Count the lines in the records below that contain the word "much", and give only that number.

> MATERIAL SHOWN
§ §

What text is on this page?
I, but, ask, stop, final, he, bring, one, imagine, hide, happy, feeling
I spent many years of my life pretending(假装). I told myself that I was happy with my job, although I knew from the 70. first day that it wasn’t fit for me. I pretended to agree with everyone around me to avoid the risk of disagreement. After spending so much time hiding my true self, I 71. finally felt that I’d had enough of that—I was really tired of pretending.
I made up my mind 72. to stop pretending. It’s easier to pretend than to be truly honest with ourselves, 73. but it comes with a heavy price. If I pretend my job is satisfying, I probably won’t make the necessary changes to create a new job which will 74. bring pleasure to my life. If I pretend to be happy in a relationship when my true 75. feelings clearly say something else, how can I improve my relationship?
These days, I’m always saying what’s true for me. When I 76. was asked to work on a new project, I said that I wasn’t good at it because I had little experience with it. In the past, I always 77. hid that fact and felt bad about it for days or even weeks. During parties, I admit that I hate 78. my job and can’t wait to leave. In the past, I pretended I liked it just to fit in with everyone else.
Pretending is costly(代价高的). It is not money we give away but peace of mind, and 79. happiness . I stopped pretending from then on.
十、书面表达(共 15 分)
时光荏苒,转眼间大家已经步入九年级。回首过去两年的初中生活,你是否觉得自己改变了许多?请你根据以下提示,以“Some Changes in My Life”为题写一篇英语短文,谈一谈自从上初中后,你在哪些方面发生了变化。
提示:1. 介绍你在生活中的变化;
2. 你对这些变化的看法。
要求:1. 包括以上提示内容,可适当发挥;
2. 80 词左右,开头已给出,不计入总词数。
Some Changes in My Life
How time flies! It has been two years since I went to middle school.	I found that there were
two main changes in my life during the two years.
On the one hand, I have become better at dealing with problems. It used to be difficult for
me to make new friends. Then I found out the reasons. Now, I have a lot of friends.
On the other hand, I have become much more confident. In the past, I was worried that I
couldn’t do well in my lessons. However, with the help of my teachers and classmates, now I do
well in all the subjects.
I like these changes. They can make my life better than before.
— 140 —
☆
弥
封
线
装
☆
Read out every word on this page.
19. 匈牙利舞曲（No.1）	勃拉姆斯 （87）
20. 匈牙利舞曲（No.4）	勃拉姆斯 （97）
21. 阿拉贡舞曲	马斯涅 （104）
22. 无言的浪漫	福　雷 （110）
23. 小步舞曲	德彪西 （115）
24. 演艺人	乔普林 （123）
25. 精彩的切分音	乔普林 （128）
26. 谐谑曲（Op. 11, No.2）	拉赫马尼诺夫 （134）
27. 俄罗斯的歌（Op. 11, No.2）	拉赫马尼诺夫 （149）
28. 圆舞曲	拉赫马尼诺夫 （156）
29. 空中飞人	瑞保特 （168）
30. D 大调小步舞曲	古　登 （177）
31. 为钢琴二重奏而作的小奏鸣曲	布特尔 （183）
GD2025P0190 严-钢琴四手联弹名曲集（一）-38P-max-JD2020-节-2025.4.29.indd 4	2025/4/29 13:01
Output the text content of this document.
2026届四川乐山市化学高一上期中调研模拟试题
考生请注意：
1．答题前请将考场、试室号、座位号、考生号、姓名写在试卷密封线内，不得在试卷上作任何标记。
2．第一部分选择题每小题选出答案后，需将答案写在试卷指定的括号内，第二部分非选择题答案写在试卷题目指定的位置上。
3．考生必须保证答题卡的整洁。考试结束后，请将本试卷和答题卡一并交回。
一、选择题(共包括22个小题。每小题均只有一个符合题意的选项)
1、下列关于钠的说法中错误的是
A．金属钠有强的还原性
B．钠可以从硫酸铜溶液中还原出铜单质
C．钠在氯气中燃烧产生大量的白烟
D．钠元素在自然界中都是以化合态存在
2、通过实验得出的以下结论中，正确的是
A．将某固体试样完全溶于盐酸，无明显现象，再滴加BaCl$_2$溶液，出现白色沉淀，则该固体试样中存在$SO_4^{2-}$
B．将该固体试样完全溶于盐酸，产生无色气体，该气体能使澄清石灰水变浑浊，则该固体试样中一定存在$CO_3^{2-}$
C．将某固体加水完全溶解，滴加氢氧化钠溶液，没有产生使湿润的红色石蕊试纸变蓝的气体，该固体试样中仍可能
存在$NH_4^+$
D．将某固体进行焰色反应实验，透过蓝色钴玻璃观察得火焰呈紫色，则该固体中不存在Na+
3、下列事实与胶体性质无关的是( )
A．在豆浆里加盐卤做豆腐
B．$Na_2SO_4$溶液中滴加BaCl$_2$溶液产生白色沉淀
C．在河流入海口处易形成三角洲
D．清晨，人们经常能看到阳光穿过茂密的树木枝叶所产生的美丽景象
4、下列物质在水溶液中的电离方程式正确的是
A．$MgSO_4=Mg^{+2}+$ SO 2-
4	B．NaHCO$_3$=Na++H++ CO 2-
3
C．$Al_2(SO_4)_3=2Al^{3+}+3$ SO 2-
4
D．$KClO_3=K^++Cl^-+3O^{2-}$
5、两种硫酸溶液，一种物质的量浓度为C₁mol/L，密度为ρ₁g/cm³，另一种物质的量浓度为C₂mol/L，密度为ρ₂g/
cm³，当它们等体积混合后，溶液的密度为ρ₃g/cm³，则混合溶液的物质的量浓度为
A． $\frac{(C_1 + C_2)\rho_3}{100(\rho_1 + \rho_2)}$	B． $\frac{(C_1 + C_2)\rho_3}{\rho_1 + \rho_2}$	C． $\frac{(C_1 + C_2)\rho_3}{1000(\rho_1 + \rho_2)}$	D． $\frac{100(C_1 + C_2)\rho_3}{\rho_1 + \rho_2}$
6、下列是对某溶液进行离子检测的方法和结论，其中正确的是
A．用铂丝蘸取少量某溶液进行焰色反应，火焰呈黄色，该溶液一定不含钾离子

§ §

> THE REPLY
2